- [Goal]: Print the material unchanged, from its first line up to and including the line that contains "- hk-six-line: 十一時行三度潮，二六疏葉長亭下: [239, 547, 404, 560]".

*** Exercise input ***

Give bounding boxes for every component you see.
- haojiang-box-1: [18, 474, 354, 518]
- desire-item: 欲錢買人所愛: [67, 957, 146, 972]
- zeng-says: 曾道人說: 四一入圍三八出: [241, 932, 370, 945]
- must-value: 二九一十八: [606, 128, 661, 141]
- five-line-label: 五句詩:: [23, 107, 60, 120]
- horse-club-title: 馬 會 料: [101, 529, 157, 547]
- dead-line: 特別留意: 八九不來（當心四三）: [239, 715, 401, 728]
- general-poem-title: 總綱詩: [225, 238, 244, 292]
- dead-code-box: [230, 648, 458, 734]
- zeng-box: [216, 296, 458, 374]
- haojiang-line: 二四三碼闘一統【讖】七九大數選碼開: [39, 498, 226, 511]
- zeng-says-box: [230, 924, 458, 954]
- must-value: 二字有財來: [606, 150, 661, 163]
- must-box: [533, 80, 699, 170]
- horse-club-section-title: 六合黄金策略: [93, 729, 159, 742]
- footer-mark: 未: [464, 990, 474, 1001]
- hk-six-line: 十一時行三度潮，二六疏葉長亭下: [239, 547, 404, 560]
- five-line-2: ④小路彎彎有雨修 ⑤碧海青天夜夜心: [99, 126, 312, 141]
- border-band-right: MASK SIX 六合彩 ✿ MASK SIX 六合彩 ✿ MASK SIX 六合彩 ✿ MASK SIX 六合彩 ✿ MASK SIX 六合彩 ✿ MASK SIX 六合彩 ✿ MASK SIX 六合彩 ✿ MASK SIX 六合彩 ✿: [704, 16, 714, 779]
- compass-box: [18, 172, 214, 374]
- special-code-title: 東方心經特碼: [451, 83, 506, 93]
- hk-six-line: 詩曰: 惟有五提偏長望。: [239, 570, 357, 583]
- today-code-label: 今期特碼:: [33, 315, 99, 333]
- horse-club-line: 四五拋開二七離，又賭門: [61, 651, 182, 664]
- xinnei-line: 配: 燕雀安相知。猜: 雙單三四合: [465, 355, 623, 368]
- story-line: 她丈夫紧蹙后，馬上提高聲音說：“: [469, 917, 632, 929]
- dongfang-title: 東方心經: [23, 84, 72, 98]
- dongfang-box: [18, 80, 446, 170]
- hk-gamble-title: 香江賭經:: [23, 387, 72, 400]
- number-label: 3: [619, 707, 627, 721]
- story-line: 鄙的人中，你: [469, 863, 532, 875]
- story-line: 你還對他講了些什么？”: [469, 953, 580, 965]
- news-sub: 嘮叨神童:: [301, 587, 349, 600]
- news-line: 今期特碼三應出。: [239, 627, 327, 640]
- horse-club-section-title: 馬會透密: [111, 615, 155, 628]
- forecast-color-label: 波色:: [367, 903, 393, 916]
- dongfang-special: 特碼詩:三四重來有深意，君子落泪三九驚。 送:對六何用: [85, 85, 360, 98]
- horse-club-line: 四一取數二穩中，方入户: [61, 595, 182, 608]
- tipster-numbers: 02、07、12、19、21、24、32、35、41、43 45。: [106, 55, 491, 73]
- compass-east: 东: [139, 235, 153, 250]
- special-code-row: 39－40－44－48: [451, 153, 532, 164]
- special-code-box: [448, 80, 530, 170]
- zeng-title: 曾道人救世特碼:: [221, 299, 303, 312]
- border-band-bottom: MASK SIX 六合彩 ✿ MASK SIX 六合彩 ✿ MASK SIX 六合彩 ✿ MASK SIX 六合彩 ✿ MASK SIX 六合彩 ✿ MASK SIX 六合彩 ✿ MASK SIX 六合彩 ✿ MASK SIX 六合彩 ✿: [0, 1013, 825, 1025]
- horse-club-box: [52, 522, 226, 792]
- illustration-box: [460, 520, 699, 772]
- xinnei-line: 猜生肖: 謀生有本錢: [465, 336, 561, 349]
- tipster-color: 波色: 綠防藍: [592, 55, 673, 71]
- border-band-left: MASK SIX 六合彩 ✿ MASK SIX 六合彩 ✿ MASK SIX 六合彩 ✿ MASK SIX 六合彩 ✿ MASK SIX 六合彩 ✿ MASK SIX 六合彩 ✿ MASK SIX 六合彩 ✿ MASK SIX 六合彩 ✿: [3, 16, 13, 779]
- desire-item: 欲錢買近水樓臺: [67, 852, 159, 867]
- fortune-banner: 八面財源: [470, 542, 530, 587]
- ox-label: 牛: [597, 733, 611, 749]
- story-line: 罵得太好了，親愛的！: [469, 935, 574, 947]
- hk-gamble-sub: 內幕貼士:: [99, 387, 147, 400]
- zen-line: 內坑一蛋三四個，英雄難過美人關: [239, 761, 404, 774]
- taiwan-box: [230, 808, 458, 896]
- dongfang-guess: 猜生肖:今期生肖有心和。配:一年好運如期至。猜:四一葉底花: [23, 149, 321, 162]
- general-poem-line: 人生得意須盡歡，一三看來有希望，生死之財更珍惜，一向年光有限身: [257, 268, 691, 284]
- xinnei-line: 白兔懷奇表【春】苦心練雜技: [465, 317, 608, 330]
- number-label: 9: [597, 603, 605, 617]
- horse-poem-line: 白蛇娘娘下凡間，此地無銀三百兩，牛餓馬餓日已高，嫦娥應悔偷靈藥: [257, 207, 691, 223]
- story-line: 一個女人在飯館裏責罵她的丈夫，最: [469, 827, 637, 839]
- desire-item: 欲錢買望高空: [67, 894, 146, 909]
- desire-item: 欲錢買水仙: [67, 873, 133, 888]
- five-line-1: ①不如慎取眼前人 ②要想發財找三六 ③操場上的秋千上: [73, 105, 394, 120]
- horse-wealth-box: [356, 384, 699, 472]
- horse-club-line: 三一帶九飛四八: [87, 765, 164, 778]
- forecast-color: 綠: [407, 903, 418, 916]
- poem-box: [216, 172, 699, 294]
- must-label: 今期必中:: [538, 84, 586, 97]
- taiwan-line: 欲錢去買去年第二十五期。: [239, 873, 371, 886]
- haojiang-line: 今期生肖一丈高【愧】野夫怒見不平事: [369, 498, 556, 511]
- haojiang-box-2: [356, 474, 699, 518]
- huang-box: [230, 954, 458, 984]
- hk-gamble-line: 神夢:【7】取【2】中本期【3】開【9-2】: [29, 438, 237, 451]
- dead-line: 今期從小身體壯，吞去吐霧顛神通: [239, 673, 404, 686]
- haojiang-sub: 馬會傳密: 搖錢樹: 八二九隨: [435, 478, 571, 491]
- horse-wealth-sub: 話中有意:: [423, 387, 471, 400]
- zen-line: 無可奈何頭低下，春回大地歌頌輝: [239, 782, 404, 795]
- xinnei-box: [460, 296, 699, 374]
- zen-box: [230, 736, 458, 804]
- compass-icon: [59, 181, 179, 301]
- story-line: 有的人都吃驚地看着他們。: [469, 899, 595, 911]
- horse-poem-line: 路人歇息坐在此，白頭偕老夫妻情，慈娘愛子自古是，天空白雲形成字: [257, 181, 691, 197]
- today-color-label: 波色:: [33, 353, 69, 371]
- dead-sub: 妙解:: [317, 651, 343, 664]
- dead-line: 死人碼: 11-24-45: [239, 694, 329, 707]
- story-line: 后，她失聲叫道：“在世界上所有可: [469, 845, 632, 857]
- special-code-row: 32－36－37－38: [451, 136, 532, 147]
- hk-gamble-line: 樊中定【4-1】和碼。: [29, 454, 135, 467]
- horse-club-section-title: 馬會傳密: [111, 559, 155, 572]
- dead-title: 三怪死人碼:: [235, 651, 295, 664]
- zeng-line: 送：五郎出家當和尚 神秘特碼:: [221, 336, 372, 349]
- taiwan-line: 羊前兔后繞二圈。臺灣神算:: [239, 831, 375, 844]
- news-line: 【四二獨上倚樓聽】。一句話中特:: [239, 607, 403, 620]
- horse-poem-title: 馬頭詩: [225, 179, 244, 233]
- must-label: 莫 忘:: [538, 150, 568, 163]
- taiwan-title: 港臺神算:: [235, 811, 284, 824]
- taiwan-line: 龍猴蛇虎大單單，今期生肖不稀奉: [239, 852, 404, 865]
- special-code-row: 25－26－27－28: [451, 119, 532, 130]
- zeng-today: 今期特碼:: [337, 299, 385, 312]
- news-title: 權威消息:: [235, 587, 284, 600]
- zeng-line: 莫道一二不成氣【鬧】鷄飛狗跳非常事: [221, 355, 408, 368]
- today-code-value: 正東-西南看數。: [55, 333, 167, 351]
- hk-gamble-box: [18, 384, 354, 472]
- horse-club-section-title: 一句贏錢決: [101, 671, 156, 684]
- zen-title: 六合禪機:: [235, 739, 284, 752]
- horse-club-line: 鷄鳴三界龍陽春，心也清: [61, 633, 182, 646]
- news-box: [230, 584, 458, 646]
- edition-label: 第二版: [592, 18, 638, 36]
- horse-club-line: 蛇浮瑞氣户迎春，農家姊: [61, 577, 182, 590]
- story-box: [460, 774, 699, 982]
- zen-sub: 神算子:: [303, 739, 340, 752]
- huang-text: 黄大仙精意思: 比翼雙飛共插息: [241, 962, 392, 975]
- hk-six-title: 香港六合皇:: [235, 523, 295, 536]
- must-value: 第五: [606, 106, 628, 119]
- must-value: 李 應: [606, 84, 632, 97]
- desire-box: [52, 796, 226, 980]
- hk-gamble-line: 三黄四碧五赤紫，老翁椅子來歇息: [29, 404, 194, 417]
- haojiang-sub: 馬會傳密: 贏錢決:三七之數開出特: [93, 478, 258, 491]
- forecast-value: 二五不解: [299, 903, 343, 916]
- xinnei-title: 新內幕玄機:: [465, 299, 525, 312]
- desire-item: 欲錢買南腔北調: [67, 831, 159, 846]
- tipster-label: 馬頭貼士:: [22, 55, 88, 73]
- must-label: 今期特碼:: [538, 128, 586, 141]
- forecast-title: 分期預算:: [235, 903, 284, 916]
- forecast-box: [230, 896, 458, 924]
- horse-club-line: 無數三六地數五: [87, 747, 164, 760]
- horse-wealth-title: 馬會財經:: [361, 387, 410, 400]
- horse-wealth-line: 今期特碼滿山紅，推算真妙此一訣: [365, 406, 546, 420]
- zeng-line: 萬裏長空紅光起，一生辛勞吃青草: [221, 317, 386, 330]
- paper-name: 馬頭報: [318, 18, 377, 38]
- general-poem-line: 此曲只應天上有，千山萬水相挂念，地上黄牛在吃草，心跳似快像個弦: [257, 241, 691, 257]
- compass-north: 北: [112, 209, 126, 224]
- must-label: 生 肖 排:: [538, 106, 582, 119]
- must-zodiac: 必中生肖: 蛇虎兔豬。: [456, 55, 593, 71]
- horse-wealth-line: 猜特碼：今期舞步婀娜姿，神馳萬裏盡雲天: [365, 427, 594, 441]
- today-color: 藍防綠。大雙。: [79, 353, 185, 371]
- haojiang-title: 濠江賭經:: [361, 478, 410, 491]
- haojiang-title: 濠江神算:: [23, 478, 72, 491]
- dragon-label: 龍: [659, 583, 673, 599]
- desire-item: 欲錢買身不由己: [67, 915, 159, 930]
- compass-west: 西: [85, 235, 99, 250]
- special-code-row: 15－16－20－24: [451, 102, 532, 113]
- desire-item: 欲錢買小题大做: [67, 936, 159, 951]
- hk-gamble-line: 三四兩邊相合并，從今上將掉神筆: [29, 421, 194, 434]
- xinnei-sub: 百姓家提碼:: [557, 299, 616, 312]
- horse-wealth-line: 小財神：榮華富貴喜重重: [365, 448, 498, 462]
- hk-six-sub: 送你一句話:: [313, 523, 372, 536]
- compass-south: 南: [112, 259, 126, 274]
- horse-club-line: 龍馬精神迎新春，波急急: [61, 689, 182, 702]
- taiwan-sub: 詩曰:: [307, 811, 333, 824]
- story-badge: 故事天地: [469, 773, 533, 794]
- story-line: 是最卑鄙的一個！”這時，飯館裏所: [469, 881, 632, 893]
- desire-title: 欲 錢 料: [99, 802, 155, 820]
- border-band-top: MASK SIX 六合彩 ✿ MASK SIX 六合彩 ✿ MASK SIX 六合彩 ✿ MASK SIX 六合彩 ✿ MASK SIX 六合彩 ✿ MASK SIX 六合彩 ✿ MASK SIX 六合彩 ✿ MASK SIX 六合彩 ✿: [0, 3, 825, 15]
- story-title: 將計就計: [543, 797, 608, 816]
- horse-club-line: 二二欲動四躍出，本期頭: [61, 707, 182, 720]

***

- [Expected output]:
Give bounding boxes for every component you see.
- haojiang-box-1: [18, 474, 354, 518]
- desire-item: 欲錢買人所愛: [67, 957, 146, 972]
- zeng-says: 曾道人說: 四一入圍三八出: [241, 932, 370, 945]
- must-value: 二九一十八: [606, 128, 661, 141]
- five-line-label: 五句詩:: [23, 107, 60, 120]
- horse-club-title: 馬 會 料: [101, 529, 157, 547]
- dead-line: 特別留意: 八九不來（當心四三）: [239, 715, 401, 728]
- general-poem-title: 總綱詩: [225, 238, 244, 292]
- dead-code-box: [230, 648, 458, 734]
- zeng-box: [216, 296, 458, 374]
- haojiang-line: 二四三碼闘一統【讖】七九大數選碼開: [39, 498, 226, 511]
- zeng-says-box: [230, 924, 458, 954]
- must-value: 二字有財來: [606, 150, 661, 163]
- must-box: [533, 80, 699, 170]
- horse-club-section-title: 六合黄金策略: [93, 729, 159, 742]
- footer-mark: 未: [464, 990, 474, 1001]
- hk-six-line: 十一時行三度潮，二六疏葉長亭下: [239, 547, 404, 560]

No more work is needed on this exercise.